OBJECTIVE |
Below you will find a set of lines. Repeat them all exactly.

EXERCISE INPUTS |
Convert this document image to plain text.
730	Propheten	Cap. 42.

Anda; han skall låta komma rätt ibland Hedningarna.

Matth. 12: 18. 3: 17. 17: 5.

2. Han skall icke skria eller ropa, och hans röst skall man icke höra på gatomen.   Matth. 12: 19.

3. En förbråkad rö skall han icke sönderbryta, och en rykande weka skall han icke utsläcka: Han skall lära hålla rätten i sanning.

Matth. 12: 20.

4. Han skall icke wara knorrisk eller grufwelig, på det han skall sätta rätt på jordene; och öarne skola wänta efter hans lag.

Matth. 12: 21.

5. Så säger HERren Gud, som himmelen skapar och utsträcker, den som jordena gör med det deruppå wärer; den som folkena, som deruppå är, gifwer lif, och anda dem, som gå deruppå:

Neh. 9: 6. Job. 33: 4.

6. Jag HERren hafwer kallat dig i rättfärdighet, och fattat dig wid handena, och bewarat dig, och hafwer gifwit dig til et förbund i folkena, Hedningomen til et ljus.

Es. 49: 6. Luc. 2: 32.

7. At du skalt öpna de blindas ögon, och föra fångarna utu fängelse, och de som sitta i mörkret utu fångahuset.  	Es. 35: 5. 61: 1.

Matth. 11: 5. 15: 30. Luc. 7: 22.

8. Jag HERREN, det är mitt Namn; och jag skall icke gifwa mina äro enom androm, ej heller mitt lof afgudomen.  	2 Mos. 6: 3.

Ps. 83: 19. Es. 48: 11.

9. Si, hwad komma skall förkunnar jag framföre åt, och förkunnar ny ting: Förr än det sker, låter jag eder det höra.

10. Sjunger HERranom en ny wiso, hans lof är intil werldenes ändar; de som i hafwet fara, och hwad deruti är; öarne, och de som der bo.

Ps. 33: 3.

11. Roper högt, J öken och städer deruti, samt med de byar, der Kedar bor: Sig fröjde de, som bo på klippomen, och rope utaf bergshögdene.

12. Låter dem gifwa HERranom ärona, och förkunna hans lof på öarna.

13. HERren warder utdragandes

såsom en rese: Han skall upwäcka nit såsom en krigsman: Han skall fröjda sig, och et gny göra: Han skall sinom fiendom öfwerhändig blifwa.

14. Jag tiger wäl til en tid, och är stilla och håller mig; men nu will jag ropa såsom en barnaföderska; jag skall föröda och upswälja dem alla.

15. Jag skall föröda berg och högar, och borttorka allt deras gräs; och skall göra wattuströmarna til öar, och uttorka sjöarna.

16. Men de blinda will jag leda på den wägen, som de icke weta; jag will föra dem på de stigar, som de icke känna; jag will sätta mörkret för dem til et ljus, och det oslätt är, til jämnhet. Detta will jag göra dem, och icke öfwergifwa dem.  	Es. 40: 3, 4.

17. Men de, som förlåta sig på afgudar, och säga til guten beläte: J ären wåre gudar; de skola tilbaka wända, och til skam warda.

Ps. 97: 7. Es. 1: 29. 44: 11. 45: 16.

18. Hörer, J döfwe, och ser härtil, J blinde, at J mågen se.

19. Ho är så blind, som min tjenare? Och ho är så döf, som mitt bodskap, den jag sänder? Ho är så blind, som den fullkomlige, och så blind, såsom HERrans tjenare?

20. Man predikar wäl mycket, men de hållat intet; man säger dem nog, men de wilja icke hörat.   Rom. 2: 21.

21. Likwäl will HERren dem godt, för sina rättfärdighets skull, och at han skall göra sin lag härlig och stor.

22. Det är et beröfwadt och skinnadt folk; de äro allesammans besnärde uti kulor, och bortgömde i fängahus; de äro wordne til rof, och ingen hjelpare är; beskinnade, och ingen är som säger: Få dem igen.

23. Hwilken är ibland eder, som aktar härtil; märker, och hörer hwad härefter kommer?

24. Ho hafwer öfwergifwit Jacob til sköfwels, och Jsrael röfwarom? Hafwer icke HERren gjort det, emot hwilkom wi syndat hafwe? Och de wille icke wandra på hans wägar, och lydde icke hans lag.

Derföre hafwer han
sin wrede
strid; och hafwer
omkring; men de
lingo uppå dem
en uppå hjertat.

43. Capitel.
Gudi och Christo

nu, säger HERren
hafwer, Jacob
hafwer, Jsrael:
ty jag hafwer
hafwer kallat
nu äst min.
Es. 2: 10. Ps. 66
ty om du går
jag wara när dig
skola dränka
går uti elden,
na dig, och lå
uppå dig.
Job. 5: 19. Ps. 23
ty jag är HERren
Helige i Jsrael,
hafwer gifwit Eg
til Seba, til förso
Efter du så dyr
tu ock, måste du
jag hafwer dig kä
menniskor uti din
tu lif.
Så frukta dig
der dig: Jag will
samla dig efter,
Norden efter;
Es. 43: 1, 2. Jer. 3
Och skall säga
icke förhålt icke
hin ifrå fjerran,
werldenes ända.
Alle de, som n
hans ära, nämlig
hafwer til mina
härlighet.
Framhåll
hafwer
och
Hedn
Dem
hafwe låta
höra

ANSWER |
Convert this document image to plain text.
730	Propheten	Cap. 42.

Anda; han skall låta komma rätt ibland Hedningarna.

Matth. 12: 18. 3: 17. 17: 5.

2. Han skall icke skria eller ropa, och hans röst skall man icke höra på gatomen.   Matth. 12: 19.

3. En förbråkad rö skall han icke sönderbryta, och en rykande weka skall han icke utsläcka: Han skall lära hålla rätten i sanning.

Matth. 12: 20.

4. Han skall icke wara knorrisk eller grufwelig, på det han skall sätta rätt på jordene; och öarne skola wänta efter hans lag.

Matth. 12: 21.

5. Så säger HERren Gud, som himmelen skapar och utsträcker, den som jordena gör med det deruppå wärer; den som folkena, som deruppå är, gifwer lif, och anda dem, som gå deruppå:

Neh. 9: 6. Job. 33: 4.

6. Jag HERren hafwer kallat dig i rättfärdighet, och fattat dig wid handena, och bewarat dig, och hafwer gifwit dig til et förbund i folkena, Hedningomen til et ljus.

Es. 49: 6. Luc. 2: 32.

7. At du skalt öpna de blindas ögon, och föra fångarna utu fängelse, och de som sitta i mörkret utu fångahuset.  	Es. 35: 5. 61: 1.

Matth. 11: 5. 15: 30. Luc. 7: 22.

8. Jag HERREN, det är mitt Namn; och jag skall icke gifwa mina äro enom androm, ej heller mitt lof afgudomen.  	2 Mos. 6: 3.

Ps. 83: 19. Es. 48: 11.

9. Si, hwad komma skall förkunnar jag framföre åt, och förkunnar ny ting: Förr än det sker, låter jag eder det höra.

10. Sjunger HERranom en ny wiso, hans lof är intil werldenes ändar; de som i hafwet fara, och hwad deruti är; öarne, och de som der bo.

Ps. 33: 3.

11. Roper högt, J öken och städer deruti, samt med de byar, der Kedar bor: Sig fröjde de, som bo på klippomen, och rope utaf bergshögdene.

12. Låter dem gifwa HERranom ärona, och förkunna hans lof på öarna.

13. HERren warder utdragandes

såsom en rese: Han skall upwäcka nit såsom en krigsman: Han skall fröjda sig, och et gny göra: Han skall sinom fiendom öfwerhändig blifwa.

14. Jag tiger wäl til en tid, och är stilla och håller mig; men nu will jag ropa såsom en barnaföderska; jag skall föröda och upswälja dem alla.

15. Jag skall föröda berg och högar, och borttorka allt deras gräs; och skall göra wattuströmarna til öar, och uttorka sjöarna.

16. Men de blinda will jag leda på den wägen, som de icke weta; jag will föra dem på de stigar, som de icke känna; jag will sätta mörkret för dem til et ljus, och det oslätt är, til jämnhet. Detta will jag göra dem, och icke öfwergifwa dem.  	Es. 40: 3, 4.

17. Men de, som förlåta sig på afgudar, och säga til guten beläte: J ären wåre gudar; de skola tilbaka wända, och til skam warda.

Ps. 97: 7. Es. 1: 29. 44: 11. 45: 16.

18. Hörer, J döfwe, och ser härtil, J blinde, at J mågen se.

19. Ho är så blind, som min tjenare? Och ho är så döf, som mitt bodskap, den jag sänder? Ho är så blind, som den fullkomlige, och så blind, såsom HERrans tjenare?

20. Man predikar wäl mycket, men de hållat intet; man säger dem nog, men de wilja icke hörat.   Rom. 2: 21.

21. Likwäl will HERren dem godt, för sina rättfärdighets skull, och at han skall göra sin lag härlig och stor.

22. Det är et beröfwadt och skinnadt folk; de äro allesammans besnärde uti kulor, och bortgömde i fängahus; de äro wordne til rof, och ingen hjelpare är; beskinnade, och ingen är som säger: Få dem igen.

23. Hwilken är ibland eder, som aktar härtil; märker, och hörer hwad härefter kommer?

24. Ho hafwer öfwergifwit Jacob til sköfwels, och Jsrael röfwarom? Hafwer icke HERren gjort det, emot hwilkom wi syndat hafwe? Och de wille icke wandra på hans wägar, och lydde icke hans lag.

Derföre hafwer han
sin wrede
strid; och hafwer
omkring; men de
lingo uppå dem
en uppå hjertat.

43. Capitel.
Gudi och Christo

nu, säger HERren
hafwer, Jacob
hafwer, Jsrael:
ty jag hafwer
hafwer kallat
nu äst min.
Es. 2: 10. Ps. 66
ty om du går
jag wara när dig
skola dränka
går uti elden,
na dig, och lå
uppå dig.
Job. 5: 19. Ps. 23
ty jag är HERren
Helige i Jsrael,
hafwer gifwit Eg
til Seba, til förso
Efter du så dyr
tu ock, måste du
jag hafwer dig kä
menniskor uti din
tu lif.
Så frukta dig
der dig: Jag will
samla dig efter,
Norden efter;
Es. 43: 1, 2. Jer. 3
Och skall säga
icke förhålt icke
hin ifrå fjerran,
werldenes ända.
Alle de, som n
hans ära, nämlig
hafwer til mina
härlighet.
Framhåll
hafwer
och
Hedn
Dem
hafwe låta
höra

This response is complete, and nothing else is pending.